* _Goal of the exercise_: Leave out the pictures and copy every record exactly.

* _Excerpted data_:
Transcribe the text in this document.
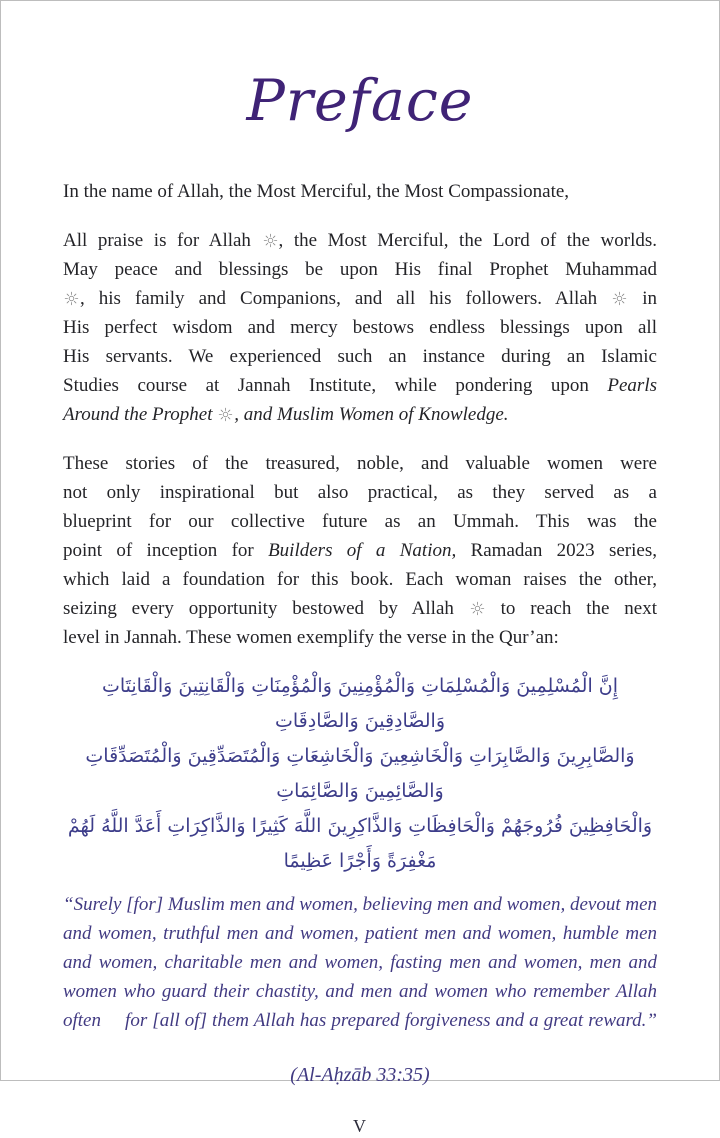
Preface
In the name of Allah, the Most Merciful, the Most Compassionate,
All praise is for Allah
, the Most Merciful, the Lord of the worlds.
May peace and blessings be upon His final Prophet Muhammad
, his family and Companions, and all his followers. Allah
in
His perfect wisdom and mercy bestows endless blessings upon all
His servants. We experienced such an instance during an Islamic
Studies course at Jannah Institute, while pondering upon Pearls
Around the Prophet
, and Muslim Women of Knowledge.
These stories of the treasured, noble, and valuable women were
not only inspirational but also practical, as they served as a
blueprint for our collective future as an Ummah. This was the
point of inception for Builders of a Nation, Ramadan 2023 series,
which laid a foundation for this book. Each woman raises the other,
seizing every opportunity bestowed by Allah
to reach the next
level in Jannah. These women exemplify the verse in the Qur’an:
إِنَّ الْمُسْلِمِينَ وَالْمُسْلِمَاتِ وَالْمُؤْمِنِينَ وَالْمُؤْمِنَاتِ وَالْقَانِتِينَ وَالْقَانِتَاتِ وَالصَّادِقِينَ وَالصَّادِقَاتِ
وَالصَّابِرِينَ وَالصَّابِرَاتِ وَالْخَاشِعِينَ وَالْخَاشِعَاتِ وَالْمُتَصَدِّقِينَ وَالْمُتَصَدِّقَاتِ وَالصَّائِمِينَ وَالصَّائِمَاتِ
وَالْحَافِظِينَ فُرُوجَهُمْ وَالْحَافِظَاتِ وَالذَّاكِرِينَ اللَّهَ كَثِيرًا وَالذَّاكِرَاتِ أَعَدَّ اللَّهُ لَهُمْ مَغْفِرَةً وَأَجْرًا عَظِيمًا
“Surely [for] Muslim men and women, believing men and women, devout men
and women, truthful men and women, patient men and women, humble men
and women, charitable men and women, fasting men and women, men and
women who guard their chastity, and men and women who remember Allah
often  for [all of] them Allah has prepared forgiveness and a great reward.”
(Al-Aḥzāb 33:35)
V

* _Task response_:
Transcribe the text in this document.
Preface
In the name of Allah, the Most Merciful, the Most Compassionate,
All praise is for Allah
, the Most Merciful, the Lord of the worlds.
May peace and blessings be upon His final Prophet Muhammad
, his family and Companions, and all his followers. Allah
in
His perfect wisdom and mercy bestows endless blessings upon all
His servants. We experienced such an instance during an Islamic
Studies course at Jannah Institute, while pondering upon Pearls
Around the Prophet
, and Muslim Women of Knowledge.
These stories of the treasured, noble, and valuable women were
not only inspirational but also practical, as they served as a
blueprint for our collective future as an Ummah. This was the
point of inception for Builders of a Nation, Ramadan 2023 series,
which laid a foundation for this book. Each woman raises the other,
seizing every opportunity bestowed by Allah
to reach the next
level in Jannah. These women exemplify the verse in the Qur’an:
إِنَّ الْمُسْلِمِينَ وَالْمُسْلِمَاتِ وَالْمُؤْمِنِينَ وَالْمُؤْمِنَاتِ وَالْقَانِتِينَ وَالْقَانِتَاتِ وَالصَّادِقِينَ وَالصَّادِقَاتِ
وَالصَّابِرِينَ وَالصَّابِرَاتِ وَالْخَاشِعِينَ وَالْخَاشِعَاتِ وَالْمُتَصَدِّقِينَ وَالْمُتَصَدِّقَاتِ وَالصَّائِمِينَ وَالصَّائِمَاتِ
وَالْحَافِظِينَ فُرُوجَهُمْ وَالْحَافِظَاتِ وَالذَّاكِرِينَ اللَّهَ كَثِيرًا وَالذَّاكِرَاتِ أَعَدَّ اللَّهُ لَهُمْ مَغْفِرَةً وَأَجْرًا عَظِيمًا
“Surely [for] Muslim men and women, believing men and women, devout men
and women, truthful men and women, patient men and women, humble men
and women, charitable men and women, fasting men and women, men and
women who guard their chastity, and men and women who remember Allah
often  for [all of] them Allah has prepared forgiveness and a great reward.”
(Al-Aḥzāb 33:35)
V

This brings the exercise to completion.